- **TASK TO CARRY OUT**:
Update the post on Pivot and SUM by rewriting it between "Pivot or Sum" and "Count([state])", inclusive, with "report" changed to "summary".

- **DOCUMENT EXTRACT**:
Content starts

Monday, August 2, 2010

Pivot or Sum

A developer was working on a report. The data was originally in a SQL 2000 Server database. The data being used was then transferred into a SQL 2005 database. The original report used SUM and Group BY. Now it was in 2005 Pivot could be used. He wrote a new script and compared results. His question give the same results, is it wrong to assume that SQL Pivot newness means betterness?

Here are the two queries:

Select [Reviewed] + [Logged] as [Queue], [Open] As Development, [Testing], [Pending Imp],
[Open] + [Testing] + [Pending Imp] as [Total In Progress],
[Reviewed] + [Logged] + [Open] + [Testing] + [Pending Imp] as [Grand Total]
from (Select [state] FROM dbo.tblCombinedSnapshto) Datatable
Pivot
(
Count([state])
For [state]
In ([Reviewed], [Logged], [Open], [Testing], [Pending Imp])

Content ends

- **Page layout parsing data**:
Content starts

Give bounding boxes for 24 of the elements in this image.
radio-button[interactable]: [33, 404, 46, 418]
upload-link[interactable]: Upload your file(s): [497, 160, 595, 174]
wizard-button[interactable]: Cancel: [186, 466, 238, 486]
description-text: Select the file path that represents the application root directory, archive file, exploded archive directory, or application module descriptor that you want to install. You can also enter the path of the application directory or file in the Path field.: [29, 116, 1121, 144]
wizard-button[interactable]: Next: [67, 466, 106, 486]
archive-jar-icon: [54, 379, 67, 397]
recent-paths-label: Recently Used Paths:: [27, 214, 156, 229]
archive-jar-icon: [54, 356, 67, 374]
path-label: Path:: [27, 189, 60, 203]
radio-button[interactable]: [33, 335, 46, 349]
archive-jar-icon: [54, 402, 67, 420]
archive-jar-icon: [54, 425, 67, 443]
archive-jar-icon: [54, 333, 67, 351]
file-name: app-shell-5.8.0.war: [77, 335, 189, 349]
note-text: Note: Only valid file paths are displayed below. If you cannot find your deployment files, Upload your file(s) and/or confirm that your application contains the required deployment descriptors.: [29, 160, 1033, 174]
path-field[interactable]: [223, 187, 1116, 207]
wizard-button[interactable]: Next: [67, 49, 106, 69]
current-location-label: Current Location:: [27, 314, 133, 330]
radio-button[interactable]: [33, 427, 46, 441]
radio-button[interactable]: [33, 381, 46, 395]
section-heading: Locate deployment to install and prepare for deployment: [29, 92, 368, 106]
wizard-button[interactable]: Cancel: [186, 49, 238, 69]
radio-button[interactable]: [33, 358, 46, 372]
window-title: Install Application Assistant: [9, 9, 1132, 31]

Content ends

- **ANSWER SECTION**:
Pivot or Sum

A developer was working on a summary. The data was originally in a SQL 2000 Server database. The data being used was then transferred into a SQL 2005 database. The original summary used SUM and Group BY. Now it was in 2005 Pivot could be used. He wrote a new script and compared results. His question give the same results, is it wrong to assume that SQL Pivot newness means betterness?

Here are the two queries:

Select [Reviewed] + [Logged] as [Queue], [Open] As Development, [Testing], [Pending Imp],
[Open] + [Testing] + [Pending Imp] as [Total In Progress],
[Reviewed] + [Logged] + [Open] + [Testing] + [Pending Imp] as [Grand Total]
from (Select [state] FROM dbo.tblCombinedSnapshto) Datatable
Pivot
(
Count([state])